▶ _Supplied entries_:
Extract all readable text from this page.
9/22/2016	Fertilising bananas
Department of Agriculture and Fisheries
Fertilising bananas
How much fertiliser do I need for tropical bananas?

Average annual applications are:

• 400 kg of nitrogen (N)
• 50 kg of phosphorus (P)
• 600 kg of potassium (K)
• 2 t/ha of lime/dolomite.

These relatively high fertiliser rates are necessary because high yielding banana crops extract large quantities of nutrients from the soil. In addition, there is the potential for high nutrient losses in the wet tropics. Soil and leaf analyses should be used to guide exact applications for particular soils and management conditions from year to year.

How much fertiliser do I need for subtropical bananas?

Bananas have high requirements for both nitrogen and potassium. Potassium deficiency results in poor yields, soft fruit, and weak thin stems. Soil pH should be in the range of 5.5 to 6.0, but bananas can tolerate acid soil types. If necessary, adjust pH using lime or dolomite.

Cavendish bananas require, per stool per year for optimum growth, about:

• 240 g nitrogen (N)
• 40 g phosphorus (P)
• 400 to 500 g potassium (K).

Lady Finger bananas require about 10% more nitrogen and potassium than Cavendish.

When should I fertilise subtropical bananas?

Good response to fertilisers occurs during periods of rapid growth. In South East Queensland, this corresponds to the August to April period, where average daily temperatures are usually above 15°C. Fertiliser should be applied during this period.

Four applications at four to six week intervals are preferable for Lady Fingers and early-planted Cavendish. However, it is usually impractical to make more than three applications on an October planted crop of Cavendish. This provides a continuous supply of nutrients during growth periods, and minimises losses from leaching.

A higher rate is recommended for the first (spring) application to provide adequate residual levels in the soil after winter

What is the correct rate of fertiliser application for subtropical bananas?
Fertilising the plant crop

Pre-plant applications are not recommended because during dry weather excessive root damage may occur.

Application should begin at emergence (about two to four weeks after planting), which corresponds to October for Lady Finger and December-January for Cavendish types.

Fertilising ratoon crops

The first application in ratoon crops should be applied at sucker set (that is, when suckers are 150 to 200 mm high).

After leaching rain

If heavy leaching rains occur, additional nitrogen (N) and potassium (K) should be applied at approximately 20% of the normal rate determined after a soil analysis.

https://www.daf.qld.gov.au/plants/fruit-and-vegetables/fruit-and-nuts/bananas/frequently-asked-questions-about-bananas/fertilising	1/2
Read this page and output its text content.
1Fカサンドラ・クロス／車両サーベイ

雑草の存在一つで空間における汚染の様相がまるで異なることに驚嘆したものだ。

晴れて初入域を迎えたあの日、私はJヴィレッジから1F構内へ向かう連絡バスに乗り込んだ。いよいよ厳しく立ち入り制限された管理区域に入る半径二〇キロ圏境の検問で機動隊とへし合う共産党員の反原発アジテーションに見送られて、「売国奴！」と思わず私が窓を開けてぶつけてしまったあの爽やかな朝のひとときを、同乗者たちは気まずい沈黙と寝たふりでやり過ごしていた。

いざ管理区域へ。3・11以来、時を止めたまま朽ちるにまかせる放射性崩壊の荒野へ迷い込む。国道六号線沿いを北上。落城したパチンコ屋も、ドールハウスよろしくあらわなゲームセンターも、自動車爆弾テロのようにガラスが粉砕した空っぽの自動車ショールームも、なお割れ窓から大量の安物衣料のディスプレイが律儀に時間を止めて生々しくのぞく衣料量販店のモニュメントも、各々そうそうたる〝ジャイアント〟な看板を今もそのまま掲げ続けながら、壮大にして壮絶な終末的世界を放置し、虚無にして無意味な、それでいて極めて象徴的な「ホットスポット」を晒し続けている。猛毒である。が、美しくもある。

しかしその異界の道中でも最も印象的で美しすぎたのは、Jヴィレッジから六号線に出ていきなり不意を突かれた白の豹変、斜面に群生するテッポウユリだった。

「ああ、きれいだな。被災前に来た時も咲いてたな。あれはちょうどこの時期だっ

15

...

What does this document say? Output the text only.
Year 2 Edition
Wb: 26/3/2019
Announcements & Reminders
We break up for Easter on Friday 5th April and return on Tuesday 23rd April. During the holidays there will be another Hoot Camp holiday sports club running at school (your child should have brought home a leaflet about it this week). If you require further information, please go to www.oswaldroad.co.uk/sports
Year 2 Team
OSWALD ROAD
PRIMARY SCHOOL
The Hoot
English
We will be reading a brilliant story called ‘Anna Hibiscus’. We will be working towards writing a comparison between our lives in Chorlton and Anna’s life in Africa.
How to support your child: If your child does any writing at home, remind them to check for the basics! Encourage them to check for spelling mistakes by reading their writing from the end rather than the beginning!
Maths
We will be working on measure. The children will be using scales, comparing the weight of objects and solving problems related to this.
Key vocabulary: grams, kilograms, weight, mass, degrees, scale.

▶ _What the task requires_: Search the records for the word "your". Copy every line that has it.

▶ _The result_:
We break up for Easter on Friday 5th April and return on Tuesday 23rd April. During the holidays there will be another Hoot Camp holiday sports club running at school (your child should have brought home a leaflet about it this week). If you require further information, please go to www.oswaldroad.co.uk/sports
How to support your child: If your child does any writing at home, remind them to check for the basics! Encourage them to check for spelling mistakes by reading their writing from the end rather than the beginning!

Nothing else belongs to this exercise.